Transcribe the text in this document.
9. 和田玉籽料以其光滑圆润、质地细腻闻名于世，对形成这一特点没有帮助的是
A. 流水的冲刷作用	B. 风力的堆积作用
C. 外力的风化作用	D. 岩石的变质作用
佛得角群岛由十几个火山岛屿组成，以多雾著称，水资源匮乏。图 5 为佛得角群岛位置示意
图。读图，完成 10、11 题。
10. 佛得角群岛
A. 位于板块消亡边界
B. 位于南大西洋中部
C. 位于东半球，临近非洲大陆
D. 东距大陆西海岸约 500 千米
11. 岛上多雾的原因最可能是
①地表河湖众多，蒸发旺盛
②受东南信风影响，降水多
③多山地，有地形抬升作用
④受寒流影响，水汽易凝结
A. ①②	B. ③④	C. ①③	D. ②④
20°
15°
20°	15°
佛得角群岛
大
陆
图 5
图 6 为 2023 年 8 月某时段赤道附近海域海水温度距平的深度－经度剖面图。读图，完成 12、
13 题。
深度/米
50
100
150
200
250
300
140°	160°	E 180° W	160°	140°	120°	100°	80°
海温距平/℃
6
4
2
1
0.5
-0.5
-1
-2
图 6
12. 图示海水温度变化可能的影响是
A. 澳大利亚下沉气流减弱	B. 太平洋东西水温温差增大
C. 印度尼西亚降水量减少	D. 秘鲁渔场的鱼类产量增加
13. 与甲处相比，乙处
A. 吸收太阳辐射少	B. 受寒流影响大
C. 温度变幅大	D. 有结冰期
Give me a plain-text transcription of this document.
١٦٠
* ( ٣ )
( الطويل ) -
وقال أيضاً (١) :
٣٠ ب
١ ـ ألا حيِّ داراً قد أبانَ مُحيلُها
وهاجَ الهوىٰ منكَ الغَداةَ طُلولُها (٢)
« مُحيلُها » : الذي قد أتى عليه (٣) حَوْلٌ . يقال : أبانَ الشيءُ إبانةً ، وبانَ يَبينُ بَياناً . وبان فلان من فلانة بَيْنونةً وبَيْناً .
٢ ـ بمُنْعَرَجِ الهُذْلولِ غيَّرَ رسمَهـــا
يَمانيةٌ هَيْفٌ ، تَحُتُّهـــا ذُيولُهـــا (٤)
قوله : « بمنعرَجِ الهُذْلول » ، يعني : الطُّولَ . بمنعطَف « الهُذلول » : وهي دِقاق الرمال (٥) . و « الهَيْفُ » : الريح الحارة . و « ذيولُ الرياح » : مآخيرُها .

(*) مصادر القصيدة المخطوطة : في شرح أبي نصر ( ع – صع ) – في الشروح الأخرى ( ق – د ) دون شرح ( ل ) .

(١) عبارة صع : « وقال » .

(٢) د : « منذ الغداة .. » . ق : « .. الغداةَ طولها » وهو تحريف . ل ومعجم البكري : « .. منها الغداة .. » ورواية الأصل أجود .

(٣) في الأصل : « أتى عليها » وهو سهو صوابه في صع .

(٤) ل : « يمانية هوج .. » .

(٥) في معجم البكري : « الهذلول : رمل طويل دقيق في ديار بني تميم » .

○ ○ ○ ○ ○

▸ Stated goal:
Repeat the entries exactly, all of them.

▸ Written reply:
Transcribe the text in this document.
9. 和田玉籽料以其光滑圆润、质地细腻闻名于世，对形成这一特点没有帮助的是
A. 流水的冲刷作用	B. 风力的堆积作用
C. 外力的风化作用	D. 岩石的变质作用
佛得角群岛由十几个火山岛屿组成，以多雾著称，水资源匮乏。图 5 为佛得角群岛位置示意
图。读图，完成 10、11 题。
10. 佛得角群岛
A. 位于板块消亡边界
B. 位于南大西洋中部
C. 位于东半球，临近非洲大陆
D. 东距大陆西海岸约 500 千米
11. 岛上多雾的原因最可能是
①地表河湖众多，蒸发旺盛
②受东南信风影响，降水多
③多山地，有地形抬升作用
④受寒流影响，水汽易凝结
A. ①②	B. ③④	C. ①③	D. ②④
20°
15°
20°	15°
佛得角群岛
大
陆
图 5
图 6 为 2023 年 8 月某时段赤道附近海域海水温度距平的深度－经度剖面图。读图，完成 12、
13 题。
深度/米
50
100
150
200
250
300
140°	160°	E 180° W	160°	140°	120°	100°	80°
海温距平/℃
6
4
2
1
0.5
-0.5
-1
-2
图 6
12. 图示海水温度变化可能的影响是
A. 澳大利亚下沉气流减弱	B. 太平洋东西水温温差增大
C. 印度尼西亚降水量减少	D. 秘鲁渔场的鱼类产量增加
13. 与甲处相比，乙处
A. 吸收太阳辐射少	B. 受寒流影响大
C. 温度变幅大	D. 有结冰期
Give me a plain-text transcription of this document.
١٦٠
* ( ٣ )
( الطويل ) -
وقال أيضاً (١) :
٣٠ ب
١ ـ ألا حيِّ داراً قد أبانَ مُحيلُها
وهاجَ الهوىٰ منكَ الغَداةَ طُلولُها (٢)
« مُحيلُها » : الذي قد أتى عليه (٣) حَوْلٌ . يقال : أبانَ الشيءُ إبانةً ، وبانَ يَبينُ بَياناً . وبان فلان من فلانة بَيْنونةً وبَيْناً .
٢ ـ بمُنْعَرَجِ الهُذْلولِ غيَّرَ رسمَهـــا
يَمانيةٌ هَيْفٌ ، تَحُتُّهـــا ذُيولُهـــا (٤)
قوله : « بمنعرَجِ الهُذْلول » ، يعني : الطُّولَ . بمنعطَف « الهُذلول » : وهي دِقاق الرمال (٥) . و « الهَيْفُ » : الريح الحارة . و « ذيولُ الرياح » : مآخيرُها .

(*) مصادر القصيدة المخطوطة : في شرح أبي نصر ( ع – صع ) – في الشروح الأخرى ( ق – د ) دون شرح ( ل ) .

(١) عبارة صع : « وقال » .

(٢) د : « منذ الغداة .. » . ق : « .. الغداةَ طولها » وهو تحريف . ل ومعجم البكري : « .. منها الغداة .. » ورواية الأصل أجود .

(٣) في الأصل : « أتى عليها » وهو سهو صوابه في صع .

(٤) ل : « يمانية هوج .. » .

(٥) في معجم البكري : « الهذلول : رمل طويل دقيق في ديار بني تميم » .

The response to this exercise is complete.